» **THE PROBLEM**
Without the images, write out the whole listing exactly.

» **DATASET CONTENT**
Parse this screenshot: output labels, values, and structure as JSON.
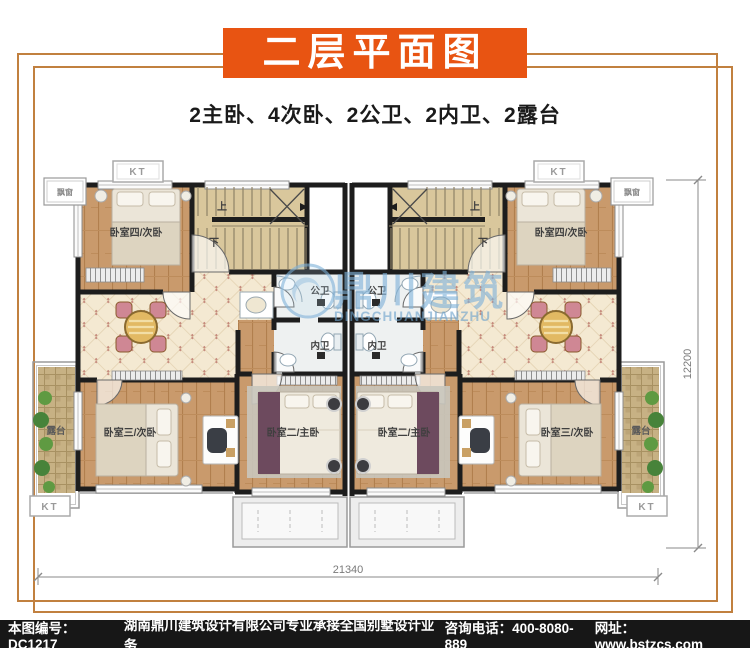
{
  "header": {
    "title": "二层平面图",
    "subtitle": "2主卧、4次卧、2公卫、2内卫、2露台"
  },
  "watermark": {
    "name_cn": "鼎川建筑",
    "name_en": "DINGCHUANJIANZHU"
  },
  "plan": {
    "labels": {
      "bedroom4": "卧室四/次卧",
      "bedroom3": "卧室三/次卧",
      "master": "卧室二/主卧",
      "public_bath": "公卫",
      "ensuite_bath": "内卫",
      "terrace": "露台",
      "stair_up": "上",
      "stair_down": "下",
      "ac_platform": "KT",
      "bay_window": "飘窗"
    },
    "dimensions": {
      "overall_width": "21340",
      "overall_depth": "12200"
    }
  },
  "footer": {
    "drawing_no": "本图编号：DC1217",
    "company": "湖南鼎川建筑设计有限公司专业承接全国别墅设计业务",
    "phone": "咨询电话：400-8080-889",
    "website": "网址：www.bstzcs.com"
  },
  "colors": {
    "banner": "#E85412",
    "frame": "#C1803F",
    "footer_bg": "#171717",
    "wall": "#1D1D1D",
    "wood_floor": "#C99A6C",
    "hall_tile": "#F4E9D2",
    "stair": "#D9C79C",
    "terrace_mosaic": "#C7B184",
    "watermark_blue": "#7FB2D9"
  }
}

» **SOLUTION TO THE PROBLEM**
Parse this screenshot: output labels, values, and structure as JSON.
{
  "header": {
    "title": "二层平面图",
    "subtitle": "2主卧、4次卧、2公卫、2内卫、2露台"
  },
  "watermark": {
    "name_cn": "鼎川建筑",
    "name_en": "DINGCHUANJIANZHU"
  },
  "plan": {
    "labels": {
      "bedroom4": "卧室四/次卧",
      "bedroom3": "卧室三/次卧",
      "master": "卧室二/主卧",
      "public_bath": "公卫",
      "ensuite_bath": "内卫",
      "terrace": "露台",
      "stair_up": "上",
      "stair_down": "下",
      "ac_platform": "KT",
      "bay_window": "飘窗"
    },
    "dimensions": {
      "overall_width": "21340",
      "overall_depth": "12200"
    }
  },
  "footer": {
    "drawing_no": "本图编号：DC1217",
    "company": "湖南鼎川建筑设计有限公司专业承接全国别墅设计业务",
    "phone": "咨询电话：400-8080-889",
    "website": "网址：www.bstzcs.com"
  },
  "colors": {
    "banner": "#E85412",
    "frame": "#C1803F",
    "footer_bg": "#171717",
    "wall": "#1D1D1D",
    "wood_floor": "#C99A6C",
    "hall_tile": "#F4E9D2",
    "stair": "#D9C79C",
    "terrace_mosaic": "#C7B184",
    "watermark_blue": "#7FB2D9"
  }
}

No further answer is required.